**Required task**
Find the string "want" in the listing and report every line that has it.
= = = = = = =
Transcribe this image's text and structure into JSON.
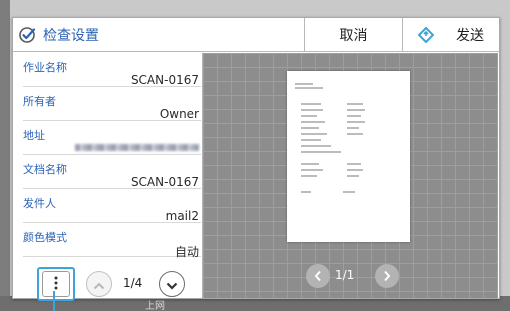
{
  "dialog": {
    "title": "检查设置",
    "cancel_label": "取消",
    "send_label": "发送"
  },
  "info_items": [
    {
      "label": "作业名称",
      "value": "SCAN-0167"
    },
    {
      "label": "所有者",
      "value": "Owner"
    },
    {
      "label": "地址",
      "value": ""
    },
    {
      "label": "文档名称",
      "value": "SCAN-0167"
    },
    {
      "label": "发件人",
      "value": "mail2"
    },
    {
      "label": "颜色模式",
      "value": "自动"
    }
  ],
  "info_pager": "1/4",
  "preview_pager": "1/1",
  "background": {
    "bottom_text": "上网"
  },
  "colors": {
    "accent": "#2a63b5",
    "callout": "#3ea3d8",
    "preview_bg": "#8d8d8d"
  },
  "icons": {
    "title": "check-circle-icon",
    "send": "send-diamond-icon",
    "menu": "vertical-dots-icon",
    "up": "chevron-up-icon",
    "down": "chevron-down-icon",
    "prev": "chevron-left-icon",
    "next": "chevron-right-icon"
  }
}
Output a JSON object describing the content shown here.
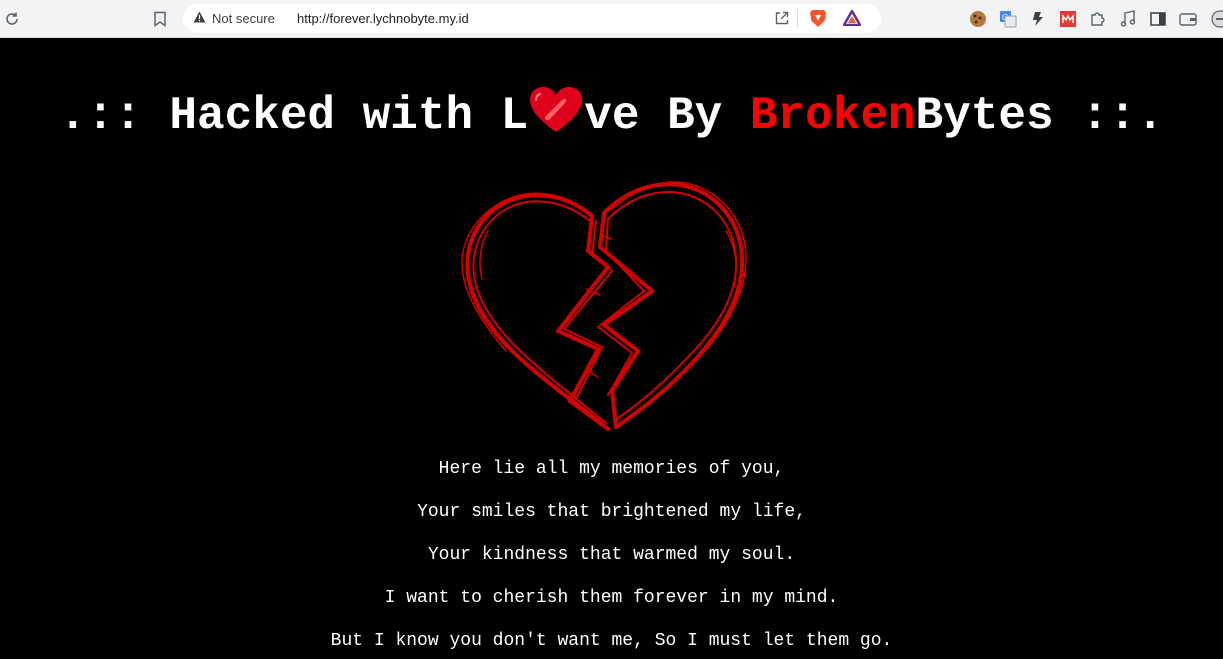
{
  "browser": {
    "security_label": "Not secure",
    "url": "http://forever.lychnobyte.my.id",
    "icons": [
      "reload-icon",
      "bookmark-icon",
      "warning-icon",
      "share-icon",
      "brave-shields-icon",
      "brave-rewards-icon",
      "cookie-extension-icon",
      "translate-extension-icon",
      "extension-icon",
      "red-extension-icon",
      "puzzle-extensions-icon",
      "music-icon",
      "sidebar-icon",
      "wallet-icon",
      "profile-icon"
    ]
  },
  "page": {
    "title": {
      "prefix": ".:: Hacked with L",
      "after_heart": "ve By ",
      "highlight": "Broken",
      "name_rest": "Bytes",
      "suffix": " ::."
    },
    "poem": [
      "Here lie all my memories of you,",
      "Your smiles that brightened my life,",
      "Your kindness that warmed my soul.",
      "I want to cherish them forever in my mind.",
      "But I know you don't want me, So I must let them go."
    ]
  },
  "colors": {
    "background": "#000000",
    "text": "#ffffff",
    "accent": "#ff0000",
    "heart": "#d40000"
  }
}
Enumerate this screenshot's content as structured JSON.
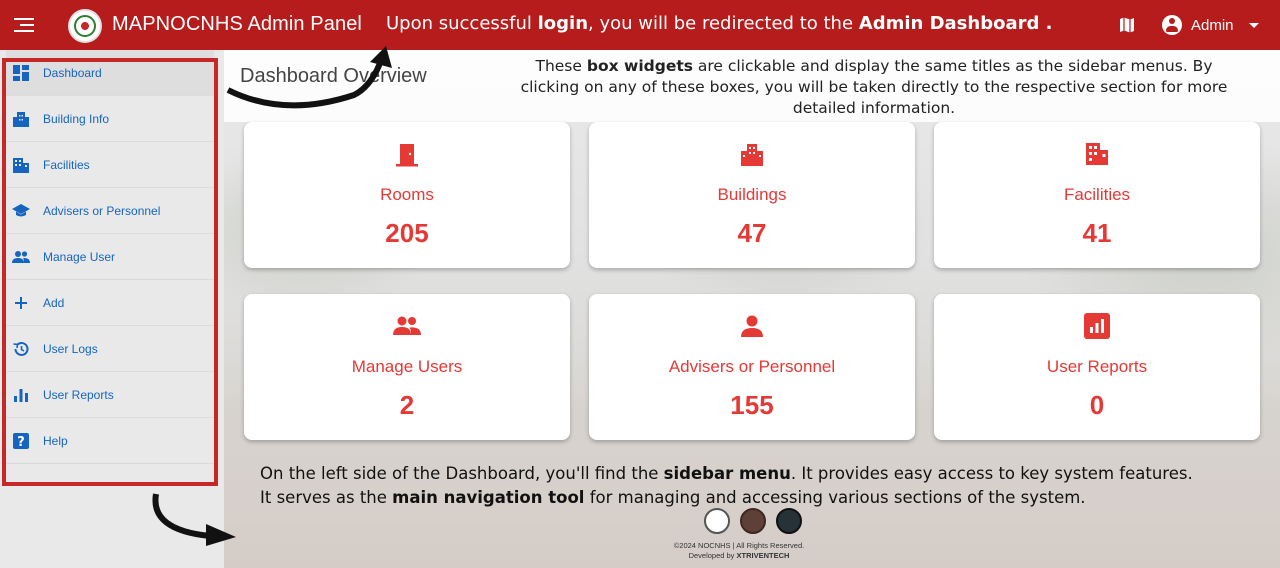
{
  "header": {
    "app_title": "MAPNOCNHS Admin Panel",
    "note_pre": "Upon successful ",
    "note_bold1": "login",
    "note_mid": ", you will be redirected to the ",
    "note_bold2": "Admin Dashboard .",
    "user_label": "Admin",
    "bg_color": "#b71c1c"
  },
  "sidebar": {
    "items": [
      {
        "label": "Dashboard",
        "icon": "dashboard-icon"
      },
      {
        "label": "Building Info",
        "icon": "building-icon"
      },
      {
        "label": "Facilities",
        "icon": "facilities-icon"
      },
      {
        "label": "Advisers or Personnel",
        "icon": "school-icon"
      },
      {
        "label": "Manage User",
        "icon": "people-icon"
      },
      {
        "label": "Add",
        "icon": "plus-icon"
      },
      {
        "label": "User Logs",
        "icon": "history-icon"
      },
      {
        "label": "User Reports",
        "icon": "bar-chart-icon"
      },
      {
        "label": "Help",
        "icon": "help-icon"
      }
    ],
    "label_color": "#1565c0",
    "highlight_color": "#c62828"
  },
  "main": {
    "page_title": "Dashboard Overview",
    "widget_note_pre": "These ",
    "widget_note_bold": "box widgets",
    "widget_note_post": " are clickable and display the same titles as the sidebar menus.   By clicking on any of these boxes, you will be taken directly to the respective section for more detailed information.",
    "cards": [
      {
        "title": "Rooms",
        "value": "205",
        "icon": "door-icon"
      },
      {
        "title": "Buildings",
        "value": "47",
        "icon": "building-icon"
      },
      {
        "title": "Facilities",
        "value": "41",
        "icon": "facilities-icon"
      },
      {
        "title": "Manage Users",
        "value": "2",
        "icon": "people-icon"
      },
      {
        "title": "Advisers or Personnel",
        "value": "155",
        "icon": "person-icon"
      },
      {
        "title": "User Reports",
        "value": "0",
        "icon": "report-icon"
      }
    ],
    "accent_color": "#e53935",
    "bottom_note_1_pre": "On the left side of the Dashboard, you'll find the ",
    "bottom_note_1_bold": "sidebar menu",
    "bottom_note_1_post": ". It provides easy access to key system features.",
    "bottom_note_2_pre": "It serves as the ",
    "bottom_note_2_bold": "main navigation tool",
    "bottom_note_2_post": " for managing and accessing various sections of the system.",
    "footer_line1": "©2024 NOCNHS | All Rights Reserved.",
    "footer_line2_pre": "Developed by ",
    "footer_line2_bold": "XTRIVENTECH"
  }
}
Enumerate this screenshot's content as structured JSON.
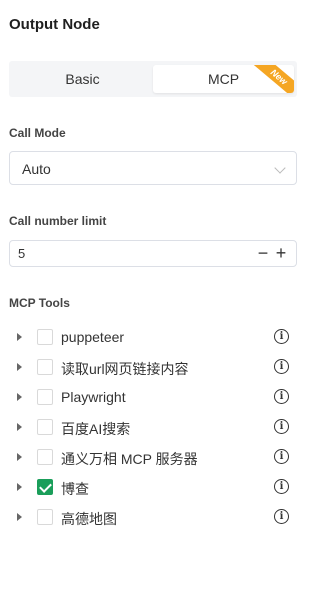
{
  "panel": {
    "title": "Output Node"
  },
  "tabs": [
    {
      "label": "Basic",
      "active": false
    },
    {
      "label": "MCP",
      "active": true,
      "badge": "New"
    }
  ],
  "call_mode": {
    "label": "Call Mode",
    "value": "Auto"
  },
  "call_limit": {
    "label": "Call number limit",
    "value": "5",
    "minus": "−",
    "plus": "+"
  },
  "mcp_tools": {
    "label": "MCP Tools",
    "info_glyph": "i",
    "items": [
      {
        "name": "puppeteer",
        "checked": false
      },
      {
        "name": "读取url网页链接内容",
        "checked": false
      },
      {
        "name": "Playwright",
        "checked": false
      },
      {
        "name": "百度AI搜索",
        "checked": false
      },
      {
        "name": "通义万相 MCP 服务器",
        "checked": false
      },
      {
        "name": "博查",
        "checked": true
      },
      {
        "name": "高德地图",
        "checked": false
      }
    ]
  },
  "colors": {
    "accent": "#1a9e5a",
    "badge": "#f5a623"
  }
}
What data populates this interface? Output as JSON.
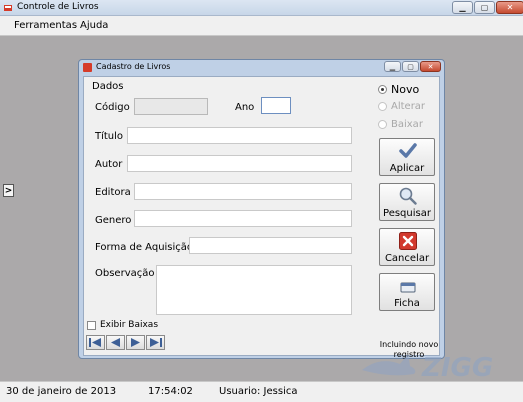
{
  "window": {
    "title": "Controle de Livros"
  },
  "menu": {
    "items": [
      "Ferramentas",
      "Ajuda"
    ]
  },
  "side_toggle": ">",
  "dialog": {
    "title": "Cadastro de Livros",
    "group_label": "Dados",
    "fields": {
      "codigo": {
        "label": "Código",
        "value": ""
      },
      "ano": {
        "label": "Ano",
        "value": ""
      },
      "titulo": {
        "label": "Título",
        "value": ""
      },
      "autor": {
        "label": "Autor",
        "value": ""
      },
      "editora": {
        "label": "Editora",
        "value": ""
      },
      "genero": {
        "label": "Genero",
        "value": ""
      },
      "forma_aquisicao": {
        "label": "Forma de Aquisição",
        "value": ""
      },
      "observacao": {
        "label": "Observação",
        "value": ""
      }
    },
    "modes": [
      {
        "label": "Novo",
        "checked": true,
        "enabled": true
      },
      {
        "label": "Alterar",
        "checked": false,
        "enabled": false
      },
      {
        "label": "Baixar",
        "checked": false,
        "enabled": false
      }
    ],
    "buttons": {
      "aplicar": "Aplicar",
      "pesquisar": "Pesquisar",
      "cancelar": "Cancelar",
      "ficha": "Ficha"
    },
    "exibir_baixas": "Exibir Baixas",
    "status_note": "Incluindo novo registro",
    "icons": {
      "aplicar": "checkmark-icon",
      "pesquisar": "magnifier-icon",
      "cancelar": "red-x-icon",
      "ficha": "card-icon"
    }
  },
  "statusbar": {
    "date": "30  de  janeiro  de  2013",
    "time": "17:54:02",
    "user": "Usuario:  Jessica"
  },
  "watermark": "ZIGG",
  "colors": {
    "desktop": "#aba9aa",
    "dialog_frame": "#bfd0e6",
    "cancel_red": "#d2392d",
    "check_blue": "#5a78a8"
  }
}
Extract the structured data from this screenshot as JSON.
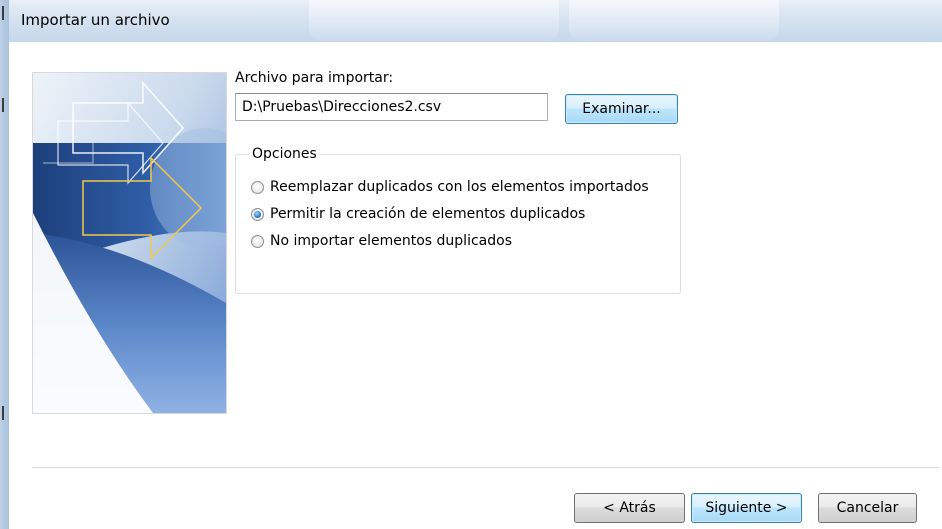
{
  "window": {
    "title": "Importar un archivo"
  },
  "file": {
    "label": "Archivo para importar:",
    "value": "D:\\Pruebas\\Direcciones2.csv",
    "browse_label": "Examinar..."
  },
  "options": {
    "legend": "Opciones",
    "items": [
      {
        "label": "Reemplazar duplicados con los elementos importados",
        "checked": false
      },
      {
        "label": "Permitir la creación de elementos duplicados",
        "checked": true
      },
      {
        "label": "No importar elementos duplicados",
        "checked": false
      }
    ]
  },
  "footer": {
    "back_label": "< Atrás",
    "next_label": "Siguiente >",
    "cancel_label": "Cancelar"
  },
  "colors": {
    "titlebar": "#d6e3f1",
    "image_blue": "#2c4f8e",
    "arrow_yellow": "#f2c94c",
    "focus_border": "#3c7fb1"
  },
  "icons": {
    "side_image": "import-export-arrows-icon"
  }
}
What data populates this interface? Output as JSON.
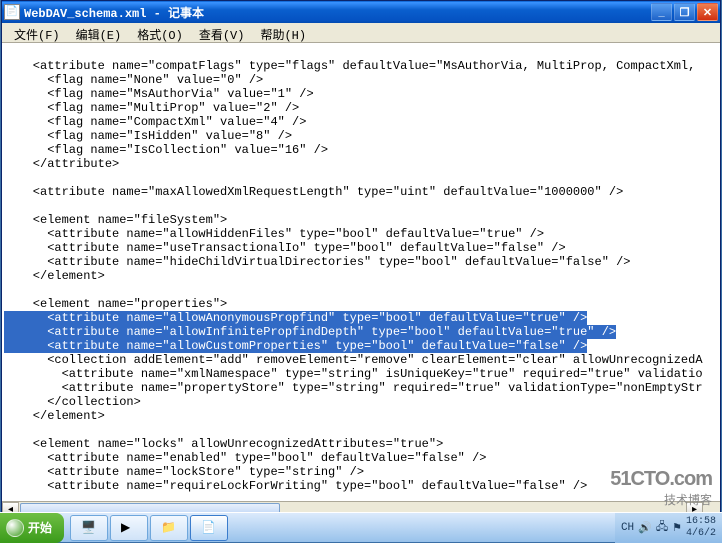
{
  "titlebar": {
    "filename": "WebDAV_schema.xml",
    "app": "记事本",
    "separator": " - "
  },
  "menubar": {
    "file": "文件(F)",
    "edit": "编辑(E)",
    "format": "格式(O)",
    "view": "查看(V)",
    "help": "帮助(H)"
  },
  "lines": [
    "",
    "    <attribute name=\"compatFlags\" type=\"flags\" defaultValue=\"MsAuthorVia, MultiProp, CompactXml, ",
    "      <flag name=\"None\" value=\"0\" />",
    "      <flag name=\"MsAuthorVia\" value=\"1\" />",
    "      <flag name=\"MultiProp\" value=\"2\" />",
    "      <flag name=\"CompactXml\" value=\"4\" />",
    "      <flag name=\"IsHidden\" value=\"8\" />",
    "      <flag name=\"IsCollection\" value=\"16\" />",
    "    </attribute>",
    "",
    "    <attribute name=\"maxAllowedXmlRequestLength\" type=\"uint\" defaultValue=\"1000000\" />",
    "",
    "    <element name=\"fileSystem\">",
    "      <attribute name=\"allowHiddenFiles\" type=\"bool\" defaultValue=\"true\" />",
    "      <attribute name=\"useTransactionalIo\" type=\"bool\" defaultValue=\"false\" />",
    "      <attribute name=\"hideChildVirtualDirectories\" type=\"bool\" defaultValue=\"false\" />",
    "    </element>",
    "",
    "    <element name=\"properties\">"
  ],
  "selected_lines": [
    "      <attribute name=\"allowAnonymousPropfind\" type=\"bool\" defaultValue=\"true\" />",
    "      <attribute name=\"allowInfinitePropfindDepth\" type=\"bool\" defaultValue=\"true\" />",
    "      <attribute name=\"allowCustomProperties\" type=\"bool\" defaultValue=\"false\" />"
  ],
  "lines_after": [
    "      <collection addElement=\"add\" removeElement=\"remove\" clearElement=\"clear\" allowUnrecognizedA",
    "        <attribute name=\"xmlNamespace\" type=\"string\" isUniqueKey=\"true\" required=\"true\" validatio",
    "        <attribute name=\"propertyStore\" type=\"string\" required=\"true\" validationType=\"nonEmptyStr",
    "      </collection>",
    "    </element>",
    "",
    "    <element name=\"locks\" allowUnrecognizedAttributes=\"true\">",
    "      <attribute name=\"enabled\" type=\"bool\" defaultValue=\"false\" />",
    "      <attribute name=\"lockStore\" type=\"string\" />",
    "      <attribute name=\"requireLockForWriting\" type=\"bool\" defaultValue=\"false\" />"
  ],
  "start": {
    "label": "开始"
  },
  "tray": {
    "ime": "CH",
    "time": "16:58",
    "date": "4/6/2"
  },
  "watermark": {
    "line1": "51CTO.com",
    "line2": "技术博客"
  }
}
= = = = = = =
**Response for this exercise**
      "I want to cherish them forever in my mind.",
      "But I know you don't want me, So I must let them go."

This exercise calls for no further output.